### Input data

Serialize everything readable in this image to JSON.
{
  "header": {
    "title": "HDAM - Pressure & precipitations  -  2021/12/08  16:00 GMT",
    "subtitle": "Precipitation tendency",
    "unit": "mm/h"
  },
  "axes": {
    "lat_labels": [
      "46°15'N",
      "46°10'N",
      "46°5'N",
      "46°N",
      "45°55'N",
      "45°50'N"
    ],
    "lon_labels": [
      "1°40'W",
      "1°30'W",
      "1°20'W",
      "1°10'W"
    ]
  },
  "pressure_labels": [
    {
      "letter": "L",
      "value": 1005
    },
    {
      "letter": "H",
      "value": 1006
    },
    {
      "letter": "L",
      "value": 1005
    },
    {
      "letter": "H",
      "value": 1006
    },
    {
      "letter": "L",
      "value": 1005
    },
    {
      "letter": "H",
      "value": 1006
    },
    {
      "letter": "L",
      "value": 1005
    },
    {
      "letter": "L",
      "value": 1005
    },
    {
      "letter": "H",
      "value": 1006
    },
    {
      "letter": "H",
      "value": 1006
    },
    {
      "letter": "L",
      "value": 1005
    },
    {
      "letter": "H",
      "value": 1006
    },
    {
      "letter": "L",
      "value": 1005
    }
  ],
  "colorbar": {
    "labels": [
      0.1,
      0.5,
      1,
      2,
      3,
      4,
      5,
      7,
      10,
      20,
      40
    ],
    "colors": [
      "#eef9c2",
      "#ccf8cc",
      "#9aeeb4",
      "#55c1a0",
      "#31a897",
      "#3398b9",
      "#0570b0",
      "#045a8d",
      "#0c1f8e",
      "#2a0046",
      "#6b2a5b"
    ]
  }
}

######

## Task brief
From the data above, extract every line in its exact form.

## Task solution
Serialize everything readable in this image to JSON.
{
  "header": {
    "title": "HDAM - Pressure & precipitations  -  2021/12/08  16:00 GMT",
    "subtitle": "Precipitation tendency",
    "unit": "mm/h"
  },
  "axes": {
    "lat_labels": [
      "46°15'N",
      "46°10'N",
      "46°5'N",
      "46°N",
      "45°55'N",
      "45°50'N"
    ],
    "lon_labels": [
      "1°40'W",
      "1°30'W",
      "1°20'W",
      "1°10'W"
    ]
  },
  "pressure_labels": [
    {
      "letter": "L",
      "value": 1005
    },
    {
      "letter": "H",
      "value": 1006
    },
    {
      "letter": "L",
      "value": 1005
    },
    {
      "letter": "H",
      "value": 1006
    },
    {
      "letter": "L",
      "value": 1005
    },
    {
      "letter": "H",
      "value": 1006
    },
    {
      "letter": "L",
      "value": 1005
    },
    {
      "letter": "L",
      "value": 1005
    },
    {
      "letter": "H",
      "value": 1006
    },
    {
      "letter": "H",
      "value": 1006
    },
    {
      "letter": "L",
      "value": 1005
    },
    {
      "letter": "H",
      "value": 1006
    },
    {
      "letter": "L",
      "value": 1005
    }
  ],
  "colorbar": {
    "labels": [
      0.1,
      0.5,
      1,
      2,
      3,
      4,
      5,
      7,
      10,
      20,
      40
    ],
    "colors": [
      "#eef9c2",
      "#ccf8cc",
      "#9aeeb4",
      "#55c1a0",
      "#31a897",
      "#3398b9",
      "#0570b0",
      "#045a8d",
      "#0c1f8e",
      "#2a0046",
      "#6b2a5b"
    ]
  }
}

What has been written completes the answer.